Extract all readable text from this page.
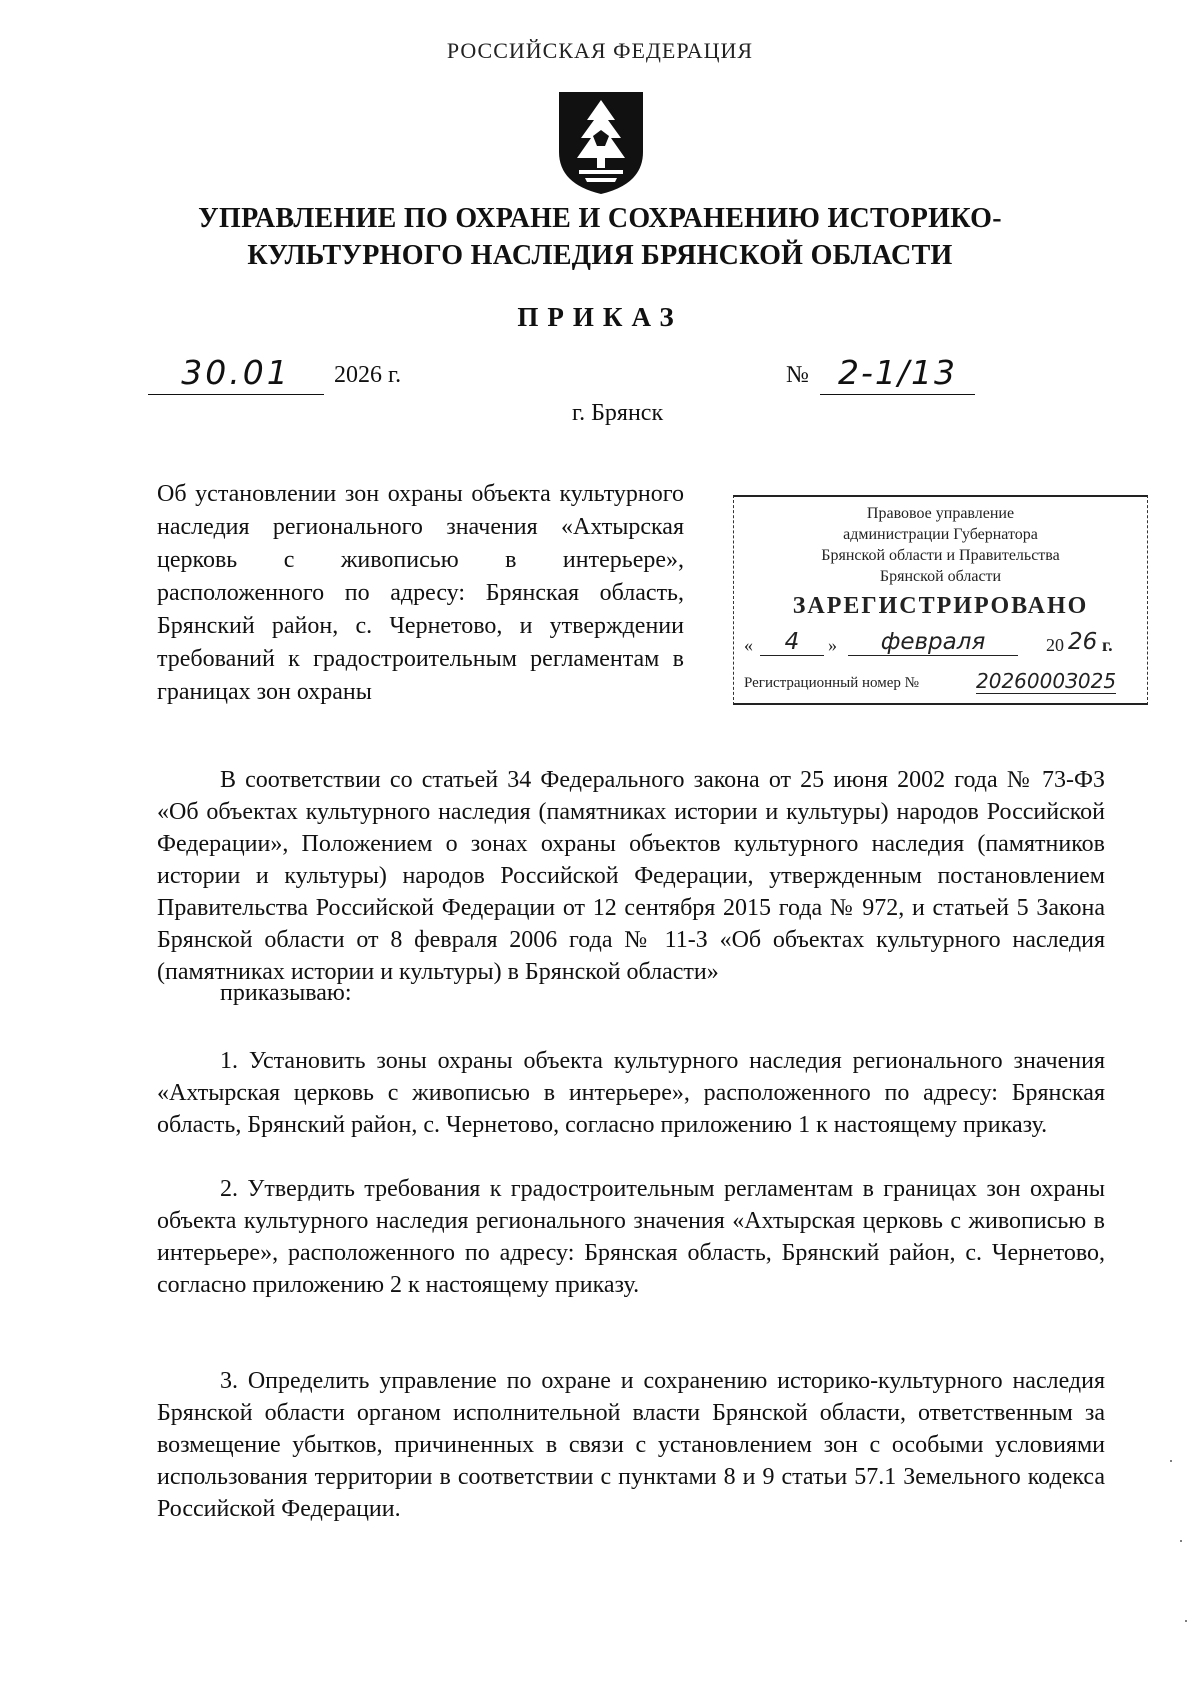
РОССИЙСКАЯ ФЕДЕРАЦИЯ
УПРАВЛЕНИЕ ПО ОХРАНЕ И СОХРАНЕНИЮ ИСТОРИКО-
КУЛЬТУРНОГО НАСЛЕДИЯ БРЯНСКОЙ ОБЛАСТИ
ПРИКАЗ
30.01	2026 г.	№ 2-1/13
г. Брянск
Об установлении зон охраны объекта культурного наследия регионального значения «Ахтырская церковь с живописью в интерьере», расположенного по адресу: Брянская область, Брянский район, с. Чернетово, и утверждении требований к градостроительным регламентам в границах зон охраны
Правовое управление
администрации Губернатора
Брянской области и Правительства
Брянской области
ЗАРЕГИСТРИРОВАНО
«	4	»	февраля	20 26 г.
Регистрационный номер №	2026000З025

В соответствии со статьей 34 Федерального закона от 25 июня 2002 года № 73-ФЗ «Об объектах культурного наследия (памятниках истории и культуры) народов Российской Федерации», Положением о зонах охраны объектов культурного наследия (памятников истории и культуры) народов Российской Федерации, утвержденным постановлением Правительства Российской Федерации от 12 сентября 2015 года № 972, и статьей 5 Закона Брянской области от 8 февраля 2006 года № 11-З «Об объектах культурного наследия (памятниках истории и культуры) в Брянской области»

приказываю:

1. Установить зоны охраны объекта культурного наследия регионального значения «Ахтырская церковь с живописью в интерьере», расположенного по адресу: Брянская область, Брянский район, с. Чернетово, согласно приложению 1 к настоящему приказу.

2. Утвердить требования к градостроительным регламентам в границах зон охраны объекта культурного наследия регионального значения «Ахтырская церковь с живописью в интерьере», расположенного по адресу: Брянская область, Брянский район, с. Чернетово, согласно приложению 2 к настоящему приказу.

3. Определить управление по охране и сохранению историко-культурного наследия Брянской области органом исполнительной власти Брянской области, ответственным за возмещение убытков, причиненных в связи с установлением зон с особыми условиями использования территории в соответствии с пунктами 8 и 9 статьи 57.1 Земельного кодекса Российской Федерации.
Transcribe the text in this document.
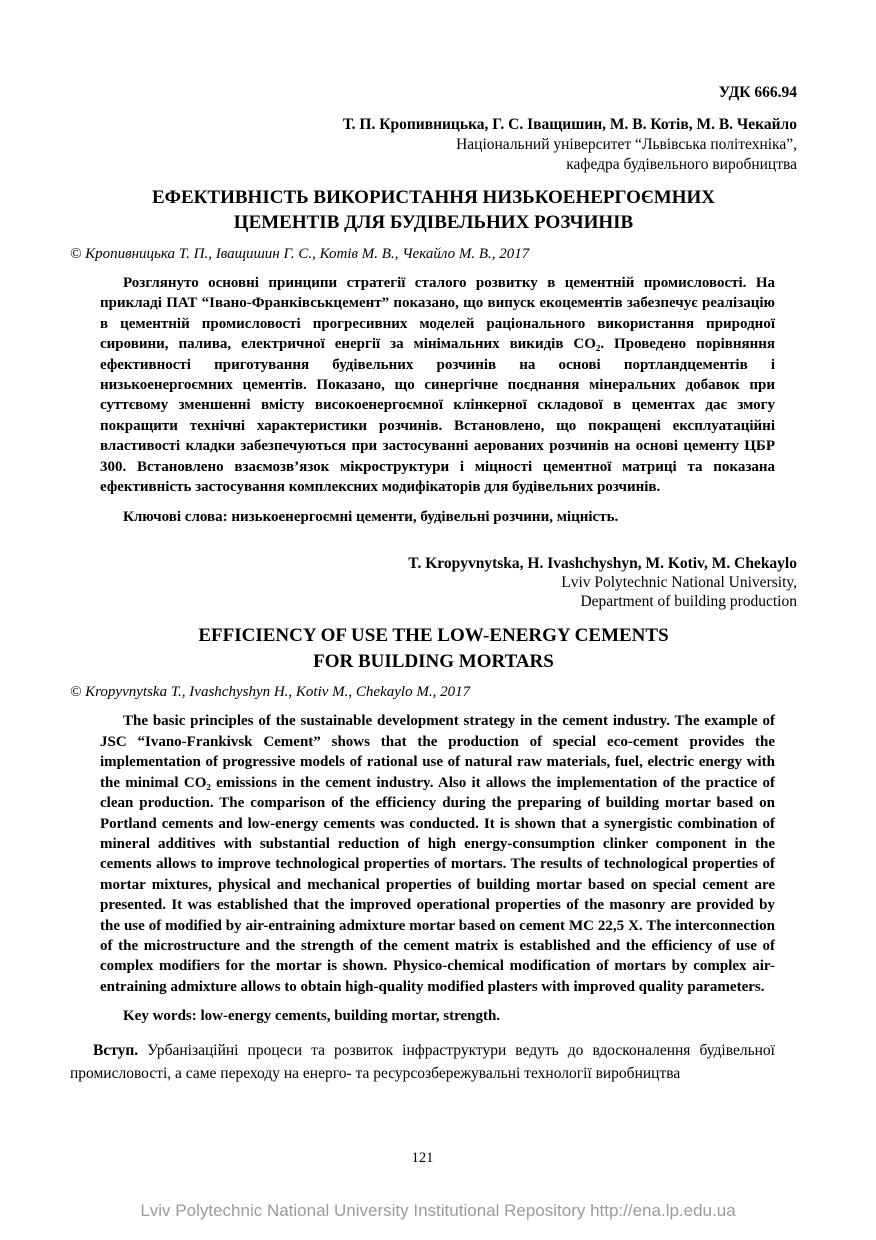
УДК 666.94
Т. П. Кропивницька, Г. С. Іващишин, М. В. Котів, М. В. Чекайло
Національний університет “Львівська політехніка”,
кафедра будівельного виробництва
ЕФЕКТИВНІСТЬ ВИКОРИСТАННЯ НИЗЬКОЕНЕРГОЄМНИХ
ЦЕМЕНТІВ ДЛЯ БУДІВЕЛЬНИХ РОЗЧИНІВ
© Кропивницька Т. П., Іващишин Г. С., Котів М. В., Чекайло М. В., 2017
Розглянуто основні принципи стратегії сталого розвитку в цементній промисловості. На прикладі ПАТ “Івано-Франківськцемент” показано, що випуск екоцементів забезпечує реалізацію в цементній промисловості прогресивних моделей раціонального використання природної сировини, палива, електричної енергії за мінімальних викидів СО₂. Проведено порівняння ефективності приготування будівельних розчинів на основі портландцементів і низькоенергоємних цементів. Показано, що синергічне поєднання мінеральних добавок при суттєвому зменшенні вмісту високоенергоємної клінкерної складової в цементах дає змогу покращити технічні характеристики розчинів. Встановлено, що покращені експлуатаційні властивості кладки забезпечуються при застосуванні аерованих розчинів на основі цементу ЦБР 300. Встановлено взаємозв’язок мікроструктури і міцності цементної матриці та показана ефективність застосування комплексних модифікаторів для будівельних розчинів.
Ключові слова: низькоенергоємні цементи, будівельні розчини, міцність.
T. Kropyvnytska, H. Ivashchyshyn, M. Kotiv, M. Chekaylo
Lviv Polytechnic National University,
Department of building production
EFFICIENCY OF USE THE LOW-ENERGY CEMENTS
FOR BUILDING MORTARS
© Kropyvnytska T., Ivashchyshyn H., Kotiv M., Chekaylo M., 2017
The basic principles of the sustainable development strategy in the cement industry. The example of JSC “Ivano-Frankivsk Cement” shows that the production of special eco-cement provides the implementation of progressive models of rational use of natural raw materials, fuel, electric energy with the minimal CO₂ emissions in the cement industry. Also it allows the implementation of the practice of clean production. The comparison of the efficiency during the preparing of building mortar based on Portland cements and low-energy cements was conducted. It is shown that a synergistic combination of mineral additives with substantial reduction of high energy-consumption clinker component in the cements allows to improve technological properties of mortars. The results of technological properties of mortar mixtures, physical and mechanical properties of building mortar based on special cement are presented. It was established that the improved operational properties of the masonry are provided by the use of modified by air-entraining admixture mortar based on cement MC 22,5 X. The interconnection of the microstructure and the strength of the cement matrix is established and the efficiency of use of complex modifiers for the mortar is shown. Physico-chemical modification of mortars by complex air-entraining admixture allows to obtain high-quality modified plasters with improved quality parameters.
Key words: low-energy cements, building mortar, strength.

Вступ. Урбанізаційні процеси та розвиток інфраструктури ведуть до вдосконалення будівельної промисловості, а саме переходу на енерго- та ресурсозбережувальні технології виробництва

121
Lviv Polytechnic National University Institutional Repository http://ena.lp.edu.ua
---
▸ **Written instruction**
Extract every line from the records above that contains the word "National".

▸ **Output for this exercise**
Lviv Polytechnic National University,
Lviv Polytechnic National University Institutional Repository http://ena.lp.edu.ua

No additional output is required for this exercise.